» EXERCISE: Show only lines that include "tersebut".

» WORKING DATA:
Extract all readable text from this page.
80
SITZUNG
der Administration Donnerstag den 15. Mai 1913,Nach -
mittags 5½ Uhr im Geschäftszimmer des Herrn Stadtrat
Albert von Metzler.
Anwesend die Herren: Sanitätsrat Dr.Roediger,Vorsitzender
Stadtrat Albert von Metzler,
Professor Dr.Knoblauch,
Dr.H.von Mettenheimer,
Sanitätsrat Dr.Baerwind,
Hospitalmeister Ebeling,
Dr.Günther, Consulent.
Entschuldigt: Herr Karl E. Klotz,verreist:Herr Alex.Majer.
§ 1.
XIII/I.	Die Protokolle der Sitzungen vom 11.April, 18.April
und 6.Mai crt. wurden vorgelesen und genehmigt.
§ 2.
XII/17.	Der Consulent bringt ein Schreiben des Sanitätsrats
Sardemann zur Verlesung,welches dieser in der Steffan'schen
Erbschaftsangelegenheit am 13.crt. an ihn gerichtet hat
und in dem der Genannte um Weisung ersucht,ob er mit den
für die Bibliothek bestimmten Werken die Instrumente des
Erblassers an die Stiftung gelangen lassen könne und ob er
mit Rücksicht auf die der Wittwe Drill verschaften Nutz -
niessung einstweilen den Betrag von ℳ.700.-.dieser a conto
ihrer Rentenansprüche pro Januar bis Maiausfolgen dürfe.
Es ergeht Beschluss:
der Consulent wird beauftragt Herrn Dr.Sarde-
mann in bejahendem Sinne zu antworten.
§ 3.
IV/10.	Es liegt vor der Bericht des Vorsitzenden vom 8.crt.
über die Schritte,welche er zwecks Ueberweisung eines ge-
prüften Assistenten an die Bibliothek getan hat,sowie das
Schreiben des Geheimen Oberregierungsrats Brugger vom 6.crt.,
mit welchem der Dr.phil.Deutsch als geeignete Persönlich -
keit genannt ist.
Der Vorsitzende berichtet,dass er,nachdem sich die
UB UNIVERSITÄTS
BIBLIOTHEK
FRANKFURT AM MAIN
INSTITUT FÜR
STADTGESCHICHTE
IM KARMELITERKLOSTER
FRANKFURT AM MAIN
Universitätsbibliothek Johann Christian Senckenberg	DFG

* * *

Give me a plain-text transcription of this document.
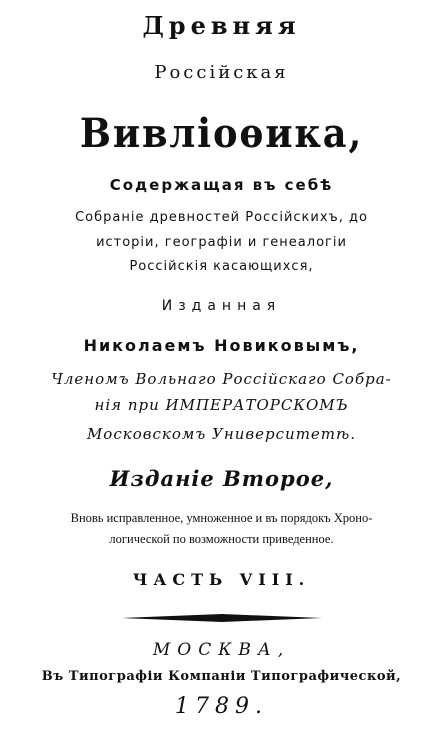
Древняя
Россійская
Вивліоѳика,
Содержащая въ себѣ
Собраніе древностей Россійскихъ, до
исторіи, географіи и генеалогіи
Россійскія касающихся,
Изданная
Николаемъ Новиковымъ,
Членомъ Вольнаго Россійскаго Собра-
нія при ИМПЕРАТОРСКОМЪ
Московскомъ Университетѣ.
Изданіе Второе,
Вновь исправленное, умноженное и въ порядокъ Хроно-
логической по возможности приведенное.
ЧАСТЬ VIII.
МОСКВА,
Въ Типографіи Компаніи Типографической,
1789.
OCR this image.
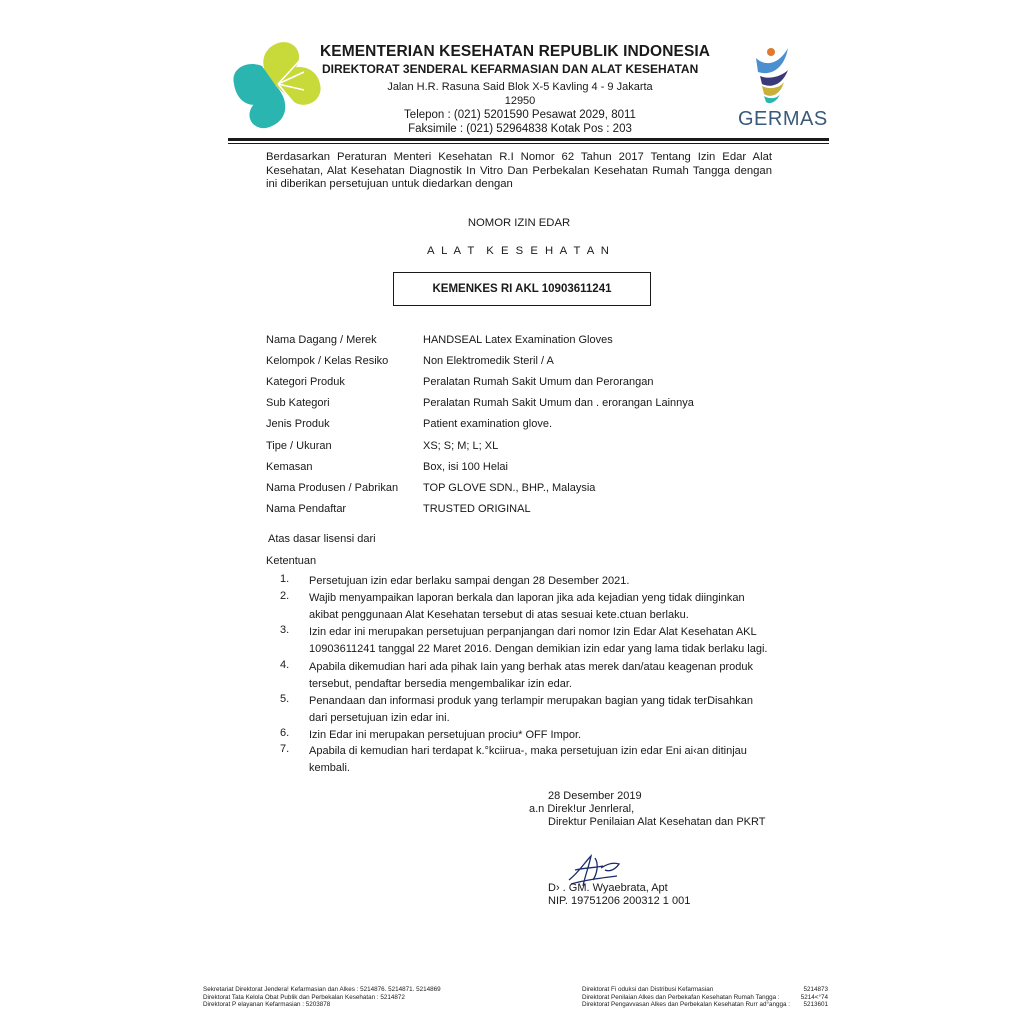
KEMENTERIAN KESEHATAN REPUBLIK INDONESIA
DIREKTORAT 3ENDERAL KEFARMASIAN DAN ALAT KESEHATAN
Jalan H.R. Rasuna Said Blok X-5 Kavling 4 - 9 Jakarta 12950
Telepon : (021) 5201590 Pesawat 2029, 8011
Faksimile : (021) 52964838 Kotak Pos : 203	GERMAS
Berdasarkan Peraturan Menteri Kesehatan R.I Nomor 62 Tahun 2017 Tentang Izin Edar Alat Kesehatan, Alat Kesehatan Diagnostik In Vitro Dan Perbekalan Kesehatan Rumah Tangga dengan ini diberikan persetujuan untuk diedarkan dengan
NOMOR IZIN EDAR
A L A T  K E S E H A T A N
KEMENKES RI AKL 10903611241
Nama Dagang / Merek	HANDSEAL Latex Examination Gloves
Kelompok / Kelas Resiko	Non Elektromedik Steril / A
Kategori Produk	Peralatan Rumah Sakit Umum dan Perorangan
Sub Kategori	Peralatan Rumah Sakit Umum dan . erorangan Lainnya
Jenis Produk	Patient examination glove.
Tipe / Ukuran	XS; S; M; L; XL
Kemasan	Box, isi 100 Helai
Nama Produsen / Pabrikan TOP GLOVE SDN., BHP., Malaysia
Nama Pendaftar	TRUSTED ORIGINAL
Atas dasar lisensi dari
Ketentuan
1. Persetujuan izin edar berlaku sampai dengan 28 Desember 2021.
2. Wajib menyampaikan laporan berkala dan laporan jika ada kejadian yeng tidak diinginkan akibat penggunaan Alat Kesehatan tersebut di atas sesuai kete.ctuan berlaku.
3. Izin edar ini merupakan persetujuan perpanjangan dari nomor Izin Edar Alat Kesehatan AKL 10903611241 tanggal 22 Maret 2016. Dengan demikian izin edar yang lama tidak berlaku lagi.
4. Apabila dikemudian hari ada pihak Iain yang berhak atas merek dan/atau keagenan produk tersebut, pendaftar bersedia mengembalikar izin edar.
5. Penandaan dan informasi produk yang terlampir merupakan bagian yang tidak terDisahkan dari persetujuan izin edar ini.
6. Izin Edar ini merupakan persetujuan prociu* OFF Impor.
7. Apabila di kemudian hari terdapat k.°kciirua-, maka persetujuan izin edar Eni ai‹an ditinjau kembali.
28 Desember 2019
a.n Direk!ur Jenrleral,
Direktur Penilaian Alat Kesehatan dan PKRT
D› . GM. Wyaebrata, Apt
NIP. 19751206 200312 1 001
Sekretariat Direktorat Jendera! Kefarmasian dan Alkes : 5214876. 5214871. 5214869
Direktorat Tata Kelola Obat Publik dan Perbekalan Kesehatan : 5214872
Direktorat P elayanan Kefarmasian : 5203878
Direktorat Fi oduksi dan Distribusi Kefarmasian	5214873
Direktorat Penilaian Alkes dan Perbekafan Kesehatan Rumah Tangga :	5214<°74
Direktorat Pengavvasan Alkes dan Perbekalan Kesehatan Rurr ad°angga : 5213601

...

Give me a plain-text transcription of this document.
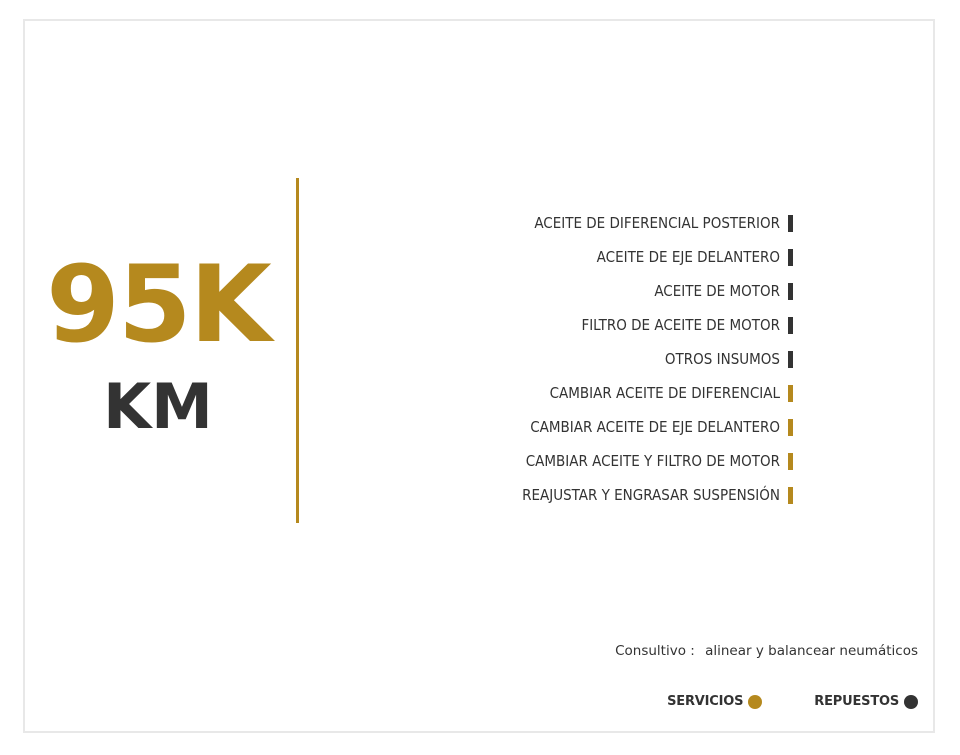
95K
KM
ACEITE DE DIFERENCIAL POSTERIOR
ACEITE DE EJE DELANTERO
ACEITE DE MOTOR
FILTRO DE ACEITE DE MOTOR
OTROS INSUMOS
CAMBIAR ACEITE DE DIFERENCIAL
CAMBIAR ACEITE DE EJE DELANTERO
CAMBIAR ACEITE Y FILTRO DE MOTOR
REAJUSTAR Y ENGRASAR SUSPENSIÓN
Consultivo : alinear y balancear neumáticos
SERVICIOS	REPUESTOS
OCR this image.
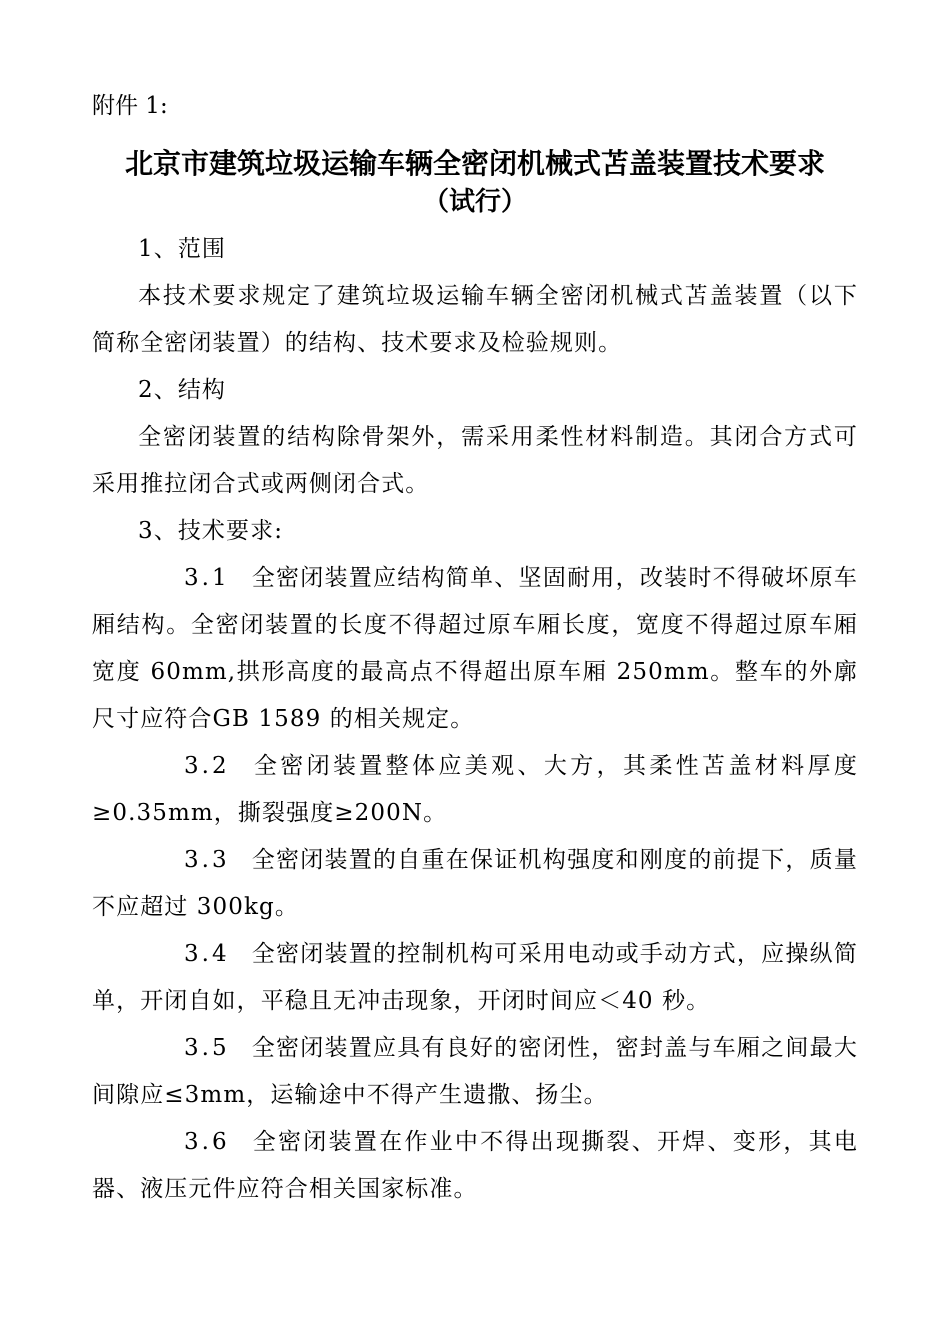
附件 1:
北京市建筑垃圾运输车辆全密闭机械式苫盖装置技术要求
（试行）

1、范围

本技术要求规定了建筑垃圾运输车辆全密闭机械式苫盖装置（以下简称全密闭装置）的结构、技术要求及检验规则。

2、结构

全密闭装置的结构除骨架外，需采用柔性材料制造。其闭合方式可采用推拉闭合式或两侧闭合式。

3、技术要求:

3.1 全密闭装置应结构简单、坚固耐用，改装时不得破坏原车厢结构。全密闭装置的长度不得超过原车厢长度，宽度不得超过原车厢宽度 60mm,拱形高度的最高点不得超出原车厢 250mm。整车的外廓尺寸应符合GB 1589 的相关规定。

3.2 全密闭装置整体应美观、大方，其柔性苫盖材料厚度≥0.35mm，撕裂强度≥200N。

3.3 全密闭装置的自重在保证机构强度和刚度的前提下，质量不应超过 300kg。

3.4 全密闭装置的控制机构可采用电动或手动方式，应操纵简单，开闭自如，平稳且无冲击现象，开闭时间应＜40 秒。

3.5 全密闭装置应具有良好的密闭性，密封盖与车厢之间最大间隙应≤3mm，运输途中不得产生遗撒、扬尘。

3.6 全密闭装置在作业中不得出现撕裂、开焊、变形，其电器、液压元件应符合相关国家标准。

» EXERCISE ANSWER:
2. Wajib menyampaikan laporan berkala dan laporan jika ada kejadian yeng tidak diinginkan akibat penggunaan Alat Kesehatan tersebut di atas sesuai kete.ctuan berlaku.
4. Apabila dikemudian hari ada pihak Iain yang berhak atas merek dan/atau keagenan produk tersebut, pendaftar bersedia mengembalikar izin edar.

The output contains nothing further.